▶ _WRITTEN INSTRUCTION_:
Check every line of the entries that follow, and copy the ones containing "screenshot".

Figure contents as structured data:
====

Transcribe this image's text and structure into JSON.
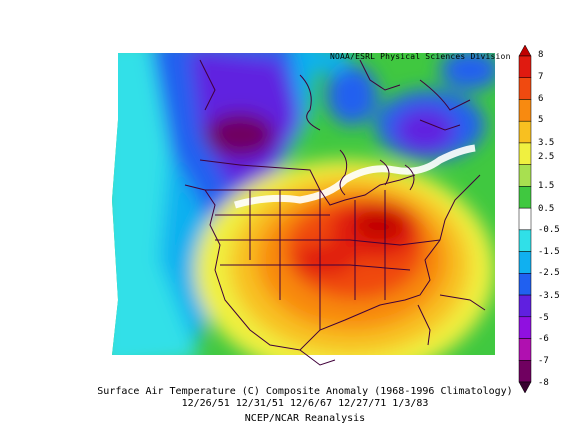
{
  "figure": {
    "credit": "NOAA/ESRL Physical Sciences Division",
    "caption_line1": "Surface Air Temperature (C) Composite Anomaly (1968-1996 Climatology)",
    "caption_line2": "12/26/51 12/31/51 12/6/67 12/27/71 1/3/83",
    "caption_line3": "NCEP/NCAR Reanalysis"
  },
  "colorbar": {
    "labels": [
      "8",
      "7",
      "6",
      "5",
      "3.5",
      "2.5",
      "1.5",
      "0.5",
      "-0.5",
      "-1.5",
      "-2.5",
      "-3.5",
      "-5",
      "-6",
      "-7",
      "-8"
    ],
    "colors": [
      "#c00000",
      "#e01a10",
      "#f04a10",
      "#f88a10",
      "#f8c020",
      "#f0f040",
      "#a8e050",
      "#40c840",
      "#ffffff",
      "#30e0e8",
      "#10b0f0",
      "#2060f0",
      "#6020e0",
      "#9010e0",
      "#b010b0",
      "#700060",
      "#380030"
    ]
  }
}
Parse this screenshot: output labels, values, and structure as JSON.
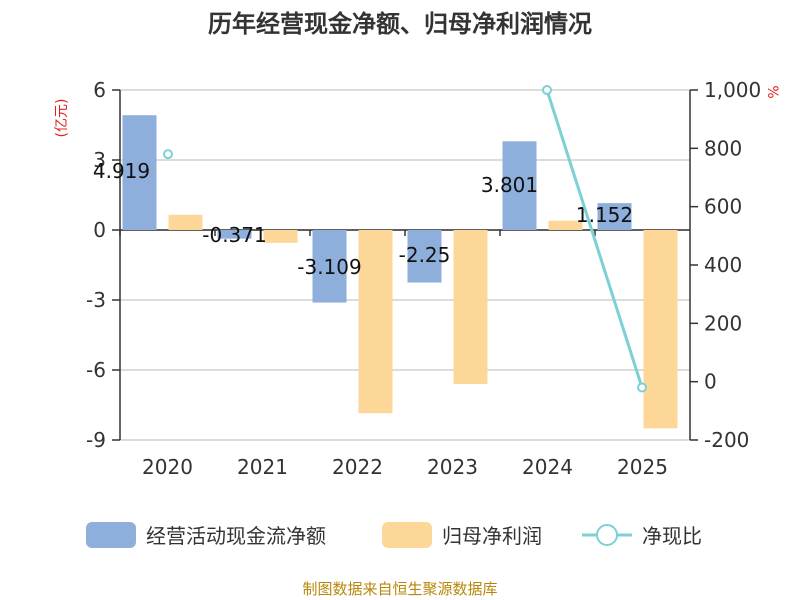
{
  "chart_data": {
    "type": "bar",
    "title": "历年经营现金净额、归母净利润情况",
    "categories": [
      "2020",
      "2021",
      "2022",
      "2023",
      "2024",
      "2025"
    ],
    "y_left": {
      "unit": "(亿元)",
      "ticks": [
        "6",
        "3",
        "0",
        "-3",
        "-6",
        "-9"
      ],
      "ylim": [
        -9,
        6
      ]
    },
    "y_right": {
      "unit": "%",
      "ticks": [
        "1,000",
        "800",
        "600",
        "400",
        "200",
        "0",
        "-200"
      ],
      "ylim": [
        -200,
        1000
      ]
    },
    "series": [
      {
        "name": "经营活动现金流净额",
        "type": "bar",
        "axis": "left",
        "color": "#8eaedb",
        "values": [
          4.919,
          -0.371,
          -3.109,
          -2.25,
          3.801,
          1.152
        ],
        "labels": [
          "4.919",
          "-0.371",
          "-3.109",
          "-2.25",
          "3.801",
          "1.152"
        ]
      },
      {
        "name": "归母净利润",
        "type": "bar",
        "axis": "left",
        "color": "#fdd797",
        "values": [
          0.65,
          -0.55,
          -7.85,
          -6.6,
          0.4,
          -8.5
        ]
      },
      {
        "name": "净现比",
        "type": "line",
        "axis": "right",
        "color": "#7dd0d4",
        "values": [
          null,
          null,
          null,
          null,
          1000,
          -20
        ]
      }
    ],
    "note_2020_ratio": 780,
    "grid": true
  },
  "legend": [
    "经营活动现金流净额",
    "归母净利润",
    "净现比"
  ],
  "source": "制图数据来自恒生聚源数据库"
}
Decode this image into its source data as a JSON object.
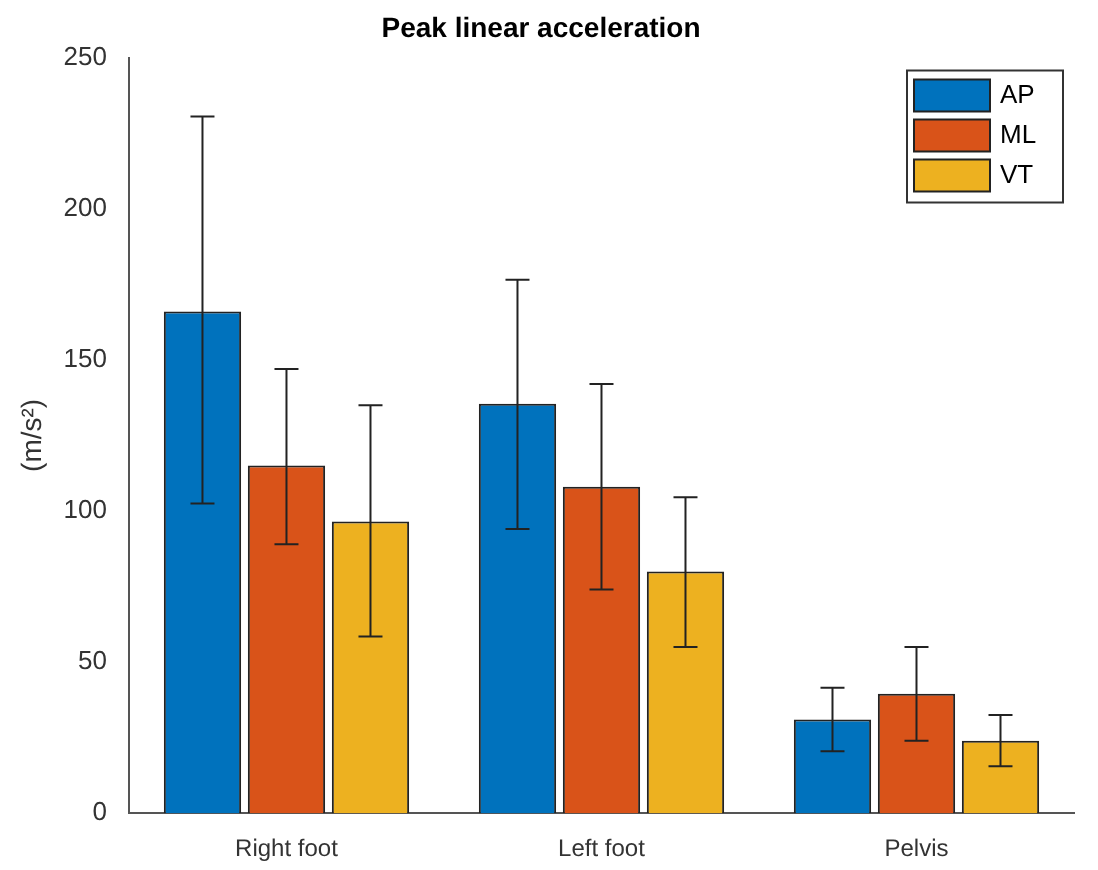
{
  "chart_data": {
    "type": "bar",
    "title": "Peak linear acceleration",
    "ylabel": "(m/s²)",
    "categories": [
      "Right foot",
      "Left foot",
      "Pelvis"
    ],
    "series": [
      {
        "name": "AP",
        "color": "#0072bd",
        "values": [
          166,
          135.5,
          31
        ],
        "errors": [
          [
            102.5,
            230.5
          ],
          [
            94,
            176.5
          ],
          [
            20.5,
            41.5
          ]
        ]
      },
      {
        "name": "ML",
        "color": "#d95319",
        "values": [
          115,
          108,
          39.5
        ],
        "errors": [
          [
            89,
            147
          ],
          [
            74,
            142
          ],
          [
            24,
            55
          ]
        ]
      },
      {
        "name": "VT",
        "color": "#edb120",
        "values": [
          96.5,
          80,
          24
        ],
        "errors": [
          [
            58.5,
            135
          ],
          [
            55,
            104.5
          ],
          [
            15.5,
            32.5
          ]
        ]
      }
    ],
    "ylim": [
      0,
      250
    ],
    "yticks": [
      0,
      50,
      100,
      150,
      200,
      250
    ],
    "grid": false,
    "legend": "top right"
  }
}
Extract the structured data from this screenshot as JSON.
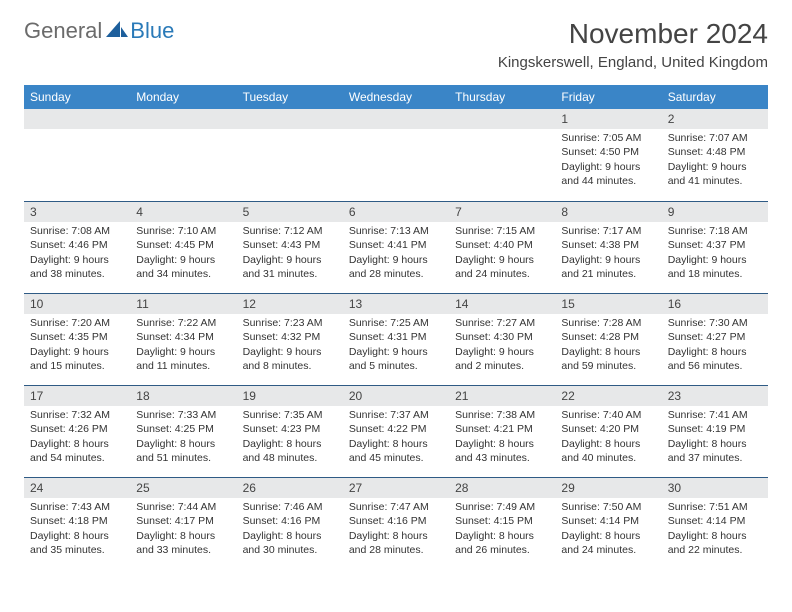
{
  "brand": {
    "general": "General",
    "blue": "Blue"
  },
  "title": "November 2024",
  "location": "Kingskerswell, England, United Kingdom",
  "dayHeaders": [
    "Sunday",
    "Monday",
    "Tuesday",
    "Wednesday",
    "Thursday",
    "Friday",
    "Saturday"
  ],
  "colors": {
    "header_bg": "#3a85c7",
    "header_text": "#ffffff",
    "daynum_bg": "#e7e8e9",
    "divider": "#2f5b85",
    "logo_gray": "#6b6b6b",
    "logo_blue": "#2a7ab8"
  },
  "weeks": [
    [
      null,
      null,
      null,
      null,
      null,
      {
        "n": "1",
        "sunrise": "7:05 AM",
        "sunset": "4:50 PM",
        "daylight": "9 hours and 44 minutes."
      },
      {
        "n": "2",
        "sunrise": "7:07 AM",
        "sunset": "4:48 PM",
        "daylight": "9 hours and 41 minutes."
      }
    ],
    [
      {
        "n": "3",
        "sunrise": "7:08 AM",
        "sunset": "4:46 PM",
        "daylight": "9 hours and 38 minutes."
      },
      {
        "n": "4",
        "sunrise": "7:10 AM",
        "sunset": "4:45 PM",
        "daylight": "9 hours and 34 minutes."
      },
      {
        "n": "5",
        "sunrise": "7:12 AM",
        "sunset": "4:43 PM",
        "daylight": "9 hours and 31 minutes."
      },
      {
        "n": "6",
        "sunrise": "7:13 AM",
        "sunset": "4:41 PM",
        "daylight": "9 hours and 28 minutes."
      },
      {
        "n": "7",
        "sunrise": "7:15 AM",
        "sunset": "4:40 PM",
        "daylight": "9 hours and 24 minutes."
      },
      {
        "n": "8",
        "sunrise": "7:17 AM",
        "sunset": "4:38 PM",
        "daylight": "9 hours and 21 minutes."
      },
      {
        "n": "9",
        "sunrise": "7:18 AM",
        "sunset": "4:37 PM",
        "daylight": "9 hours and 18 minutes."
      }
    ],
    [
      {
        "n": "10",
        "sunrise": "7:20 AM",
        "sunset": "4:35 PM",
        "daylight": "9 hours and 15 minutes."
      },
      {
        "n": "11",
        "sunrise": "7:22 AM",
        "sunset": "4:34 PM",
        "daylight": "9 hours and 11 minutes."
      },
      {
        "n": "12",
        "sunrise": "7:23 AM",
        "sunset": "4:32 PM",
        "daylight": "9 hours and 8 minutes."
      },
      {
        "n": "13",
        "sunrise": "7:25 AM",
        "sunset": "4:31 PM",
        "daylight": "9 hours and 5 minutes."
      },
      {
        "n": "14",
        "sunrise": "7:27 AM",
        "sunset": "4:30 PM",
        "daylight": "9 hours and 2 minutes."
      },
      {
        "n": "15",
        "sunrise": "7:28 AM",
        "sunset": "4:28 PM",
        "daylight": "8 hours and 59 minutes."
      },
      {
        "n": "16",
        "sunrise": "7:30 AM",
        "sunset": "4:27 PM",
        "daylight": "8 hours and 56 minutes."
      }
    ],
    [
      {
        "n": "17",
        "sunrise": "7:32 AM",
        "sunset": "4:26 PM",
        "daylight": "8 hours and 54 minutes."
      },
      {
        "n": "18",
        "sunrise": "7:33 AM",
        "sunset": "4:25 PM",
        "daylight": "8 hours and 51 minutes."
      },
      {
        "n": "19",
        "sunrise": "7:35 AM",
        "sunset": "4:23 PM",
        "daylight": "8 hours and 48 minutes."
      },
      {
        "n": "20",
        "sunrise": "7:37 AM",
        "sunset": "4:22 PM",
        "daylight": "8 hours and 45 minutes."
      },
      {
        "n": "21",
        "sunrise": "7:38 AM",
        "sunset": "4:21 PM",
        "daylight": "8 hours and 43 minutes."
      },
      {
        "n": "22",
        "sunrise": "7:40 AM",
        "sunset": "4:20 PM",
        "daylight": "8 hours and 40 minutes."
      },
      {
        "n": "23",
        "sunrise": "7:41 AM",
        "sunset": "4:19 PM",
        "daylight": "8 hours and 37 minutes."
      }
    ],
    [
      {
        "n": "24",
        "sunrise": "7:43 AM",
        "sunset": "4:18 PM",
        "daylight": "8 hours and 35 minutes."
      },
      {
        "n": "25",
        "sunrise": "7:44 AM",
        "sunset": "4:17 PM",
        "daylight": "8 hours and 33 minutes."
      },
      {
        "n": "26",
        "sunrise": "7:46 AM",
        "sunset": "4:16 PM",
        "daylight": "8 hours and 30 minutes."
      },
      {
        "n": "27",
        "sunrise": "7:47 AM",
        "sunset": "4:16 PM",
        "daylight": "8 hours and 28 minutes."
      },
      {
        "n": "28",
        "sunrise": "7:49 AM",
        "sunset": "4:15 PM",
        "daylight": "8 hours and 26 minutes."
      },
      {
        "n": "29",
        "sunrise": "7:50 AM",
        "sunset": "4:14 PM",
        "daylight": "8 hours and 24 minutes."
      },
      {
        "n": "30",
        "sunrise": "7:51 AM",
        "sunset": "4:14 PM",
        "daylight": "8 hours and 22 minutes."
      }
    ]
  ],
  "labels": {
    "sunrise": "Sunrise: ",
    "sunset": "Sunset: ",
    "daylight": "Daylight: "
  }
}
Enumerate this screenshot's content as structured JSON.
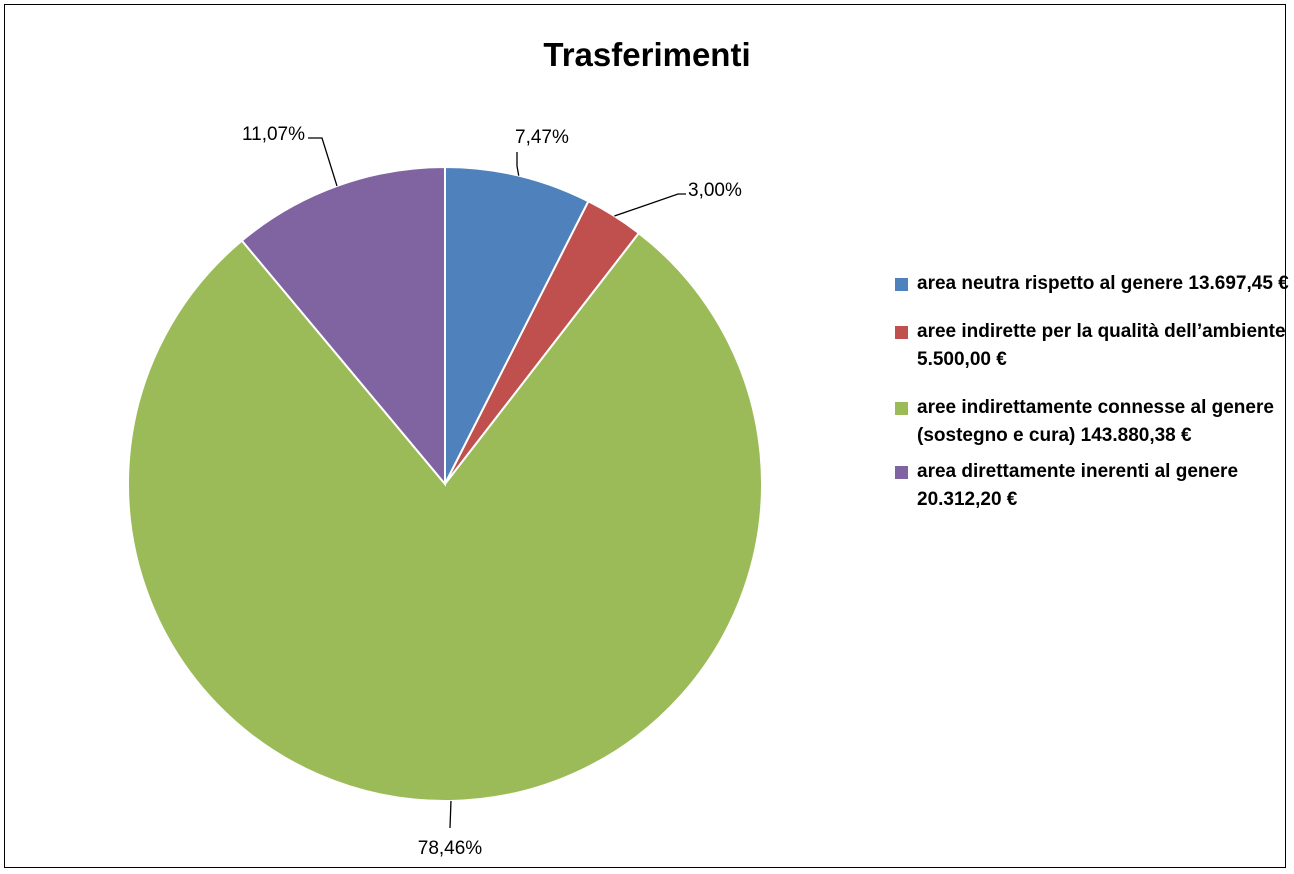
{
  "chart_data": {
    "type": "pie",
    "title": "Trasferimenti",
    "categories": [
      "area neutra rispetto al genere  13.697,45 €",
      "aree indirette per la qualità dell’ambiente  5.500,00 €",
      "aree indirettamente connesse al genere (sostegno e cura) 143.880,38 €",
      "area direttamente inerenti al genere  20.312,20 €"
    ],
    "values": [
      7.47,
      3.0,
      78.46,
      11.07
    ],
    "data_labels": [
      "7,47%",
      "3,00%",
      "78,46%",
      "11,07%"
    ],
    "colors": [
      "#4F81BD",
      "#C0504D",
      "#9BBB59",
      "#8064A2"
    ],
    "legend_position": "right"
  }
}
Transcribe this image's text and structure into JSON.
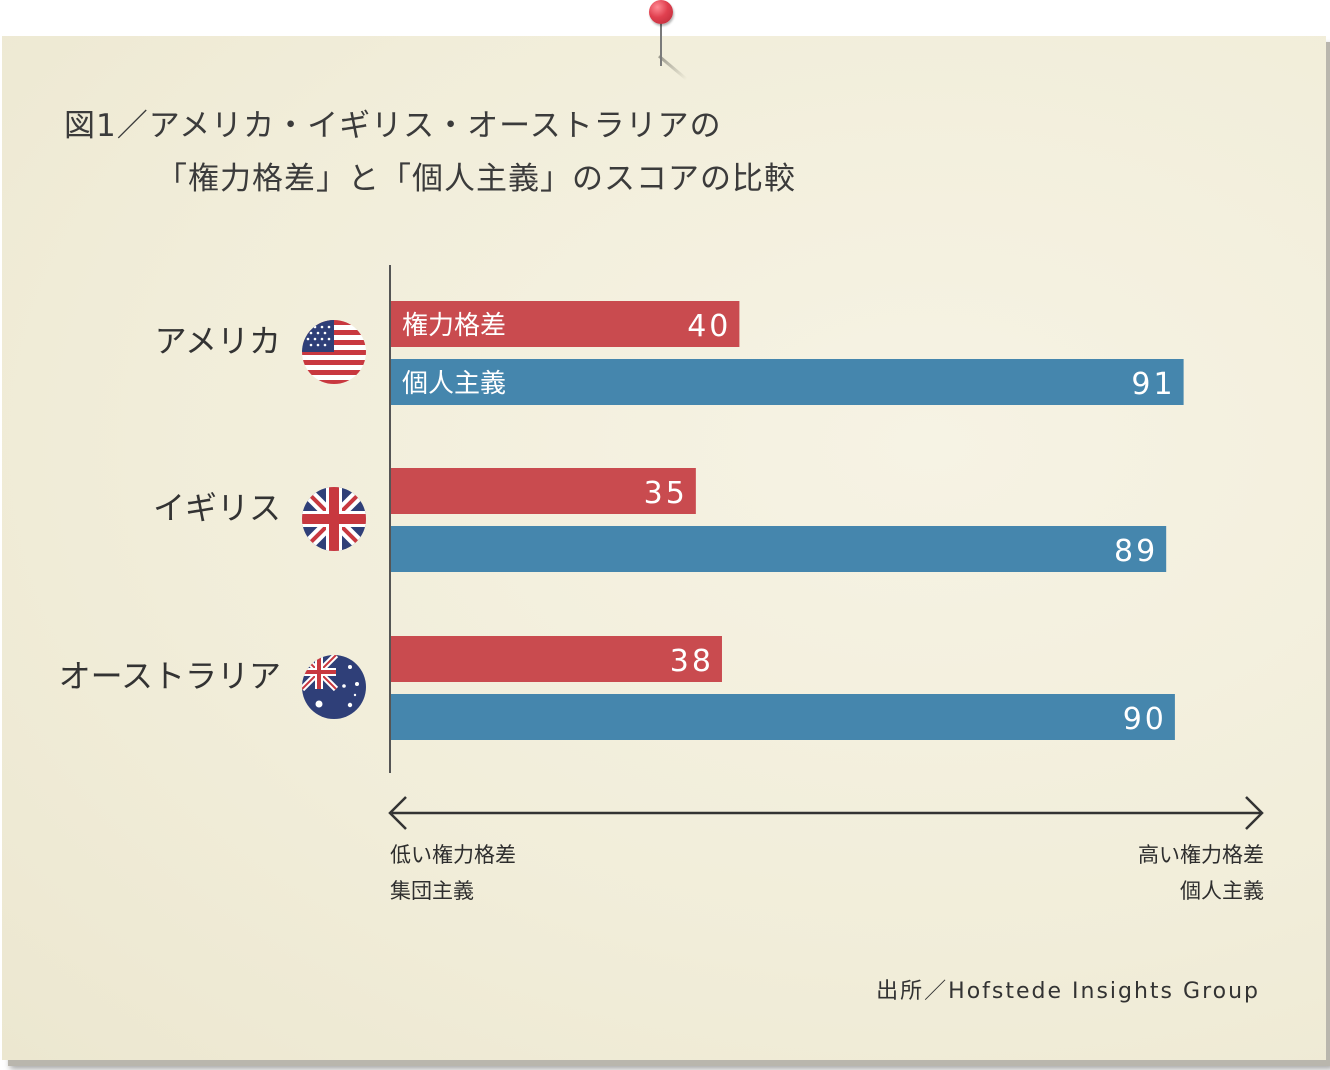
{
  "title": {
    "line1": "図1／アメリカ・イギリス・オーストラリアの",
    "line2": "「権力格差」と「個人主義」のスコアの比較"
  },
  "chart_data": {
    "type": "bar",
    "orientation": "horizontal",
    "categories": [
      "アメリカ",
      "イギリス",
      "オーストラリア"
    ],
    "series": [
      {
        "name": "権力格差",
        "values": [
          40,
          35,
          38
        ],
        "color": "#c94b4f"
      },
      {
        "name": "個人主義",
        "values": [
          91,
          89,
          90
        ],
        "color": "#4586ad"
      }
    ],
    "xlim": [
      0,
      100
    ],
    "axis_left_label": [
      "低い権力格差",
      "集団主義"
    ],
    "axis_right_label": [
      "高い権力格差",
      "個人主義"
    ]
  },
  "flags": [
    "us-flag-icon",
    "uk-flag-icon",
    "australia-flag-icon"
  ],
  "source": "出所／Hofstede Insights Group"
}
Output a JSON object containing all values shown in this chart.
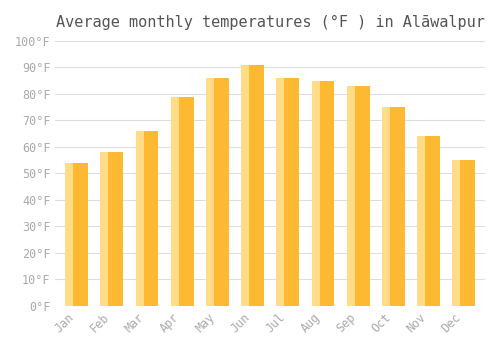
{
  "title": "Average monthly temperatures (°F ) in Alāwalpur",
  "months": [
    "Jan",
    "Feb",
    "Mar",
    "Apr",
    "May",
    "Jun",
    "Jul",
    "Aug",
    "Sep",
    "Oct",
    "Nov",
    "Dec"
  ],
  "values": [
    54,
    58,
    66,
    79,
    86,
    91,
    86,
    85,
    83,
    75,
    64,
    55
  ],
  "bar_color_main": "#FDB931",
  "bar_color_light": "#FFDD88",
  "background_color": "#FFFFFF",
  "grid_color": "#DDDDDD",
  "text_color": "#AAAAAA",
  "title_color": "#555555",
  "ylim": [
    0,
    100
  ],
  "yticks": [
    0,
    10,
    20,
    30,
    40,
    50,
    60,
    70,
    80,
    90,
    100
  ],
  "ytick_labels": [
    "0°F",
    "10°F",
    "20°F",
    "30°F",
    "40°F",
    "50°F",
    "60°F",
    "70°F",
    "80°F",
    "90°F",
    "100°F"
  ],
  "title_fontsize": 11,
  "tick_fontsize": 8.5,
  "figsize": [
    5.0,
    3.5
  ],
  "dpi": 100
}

====

▶ _COMPLETE ANSWER_:
Parse this screenshot: output labels, values, and structure as JSON.
Extract the structured data from this screenshot as JSON.
Enumerate this screenshot's content as structured JSON.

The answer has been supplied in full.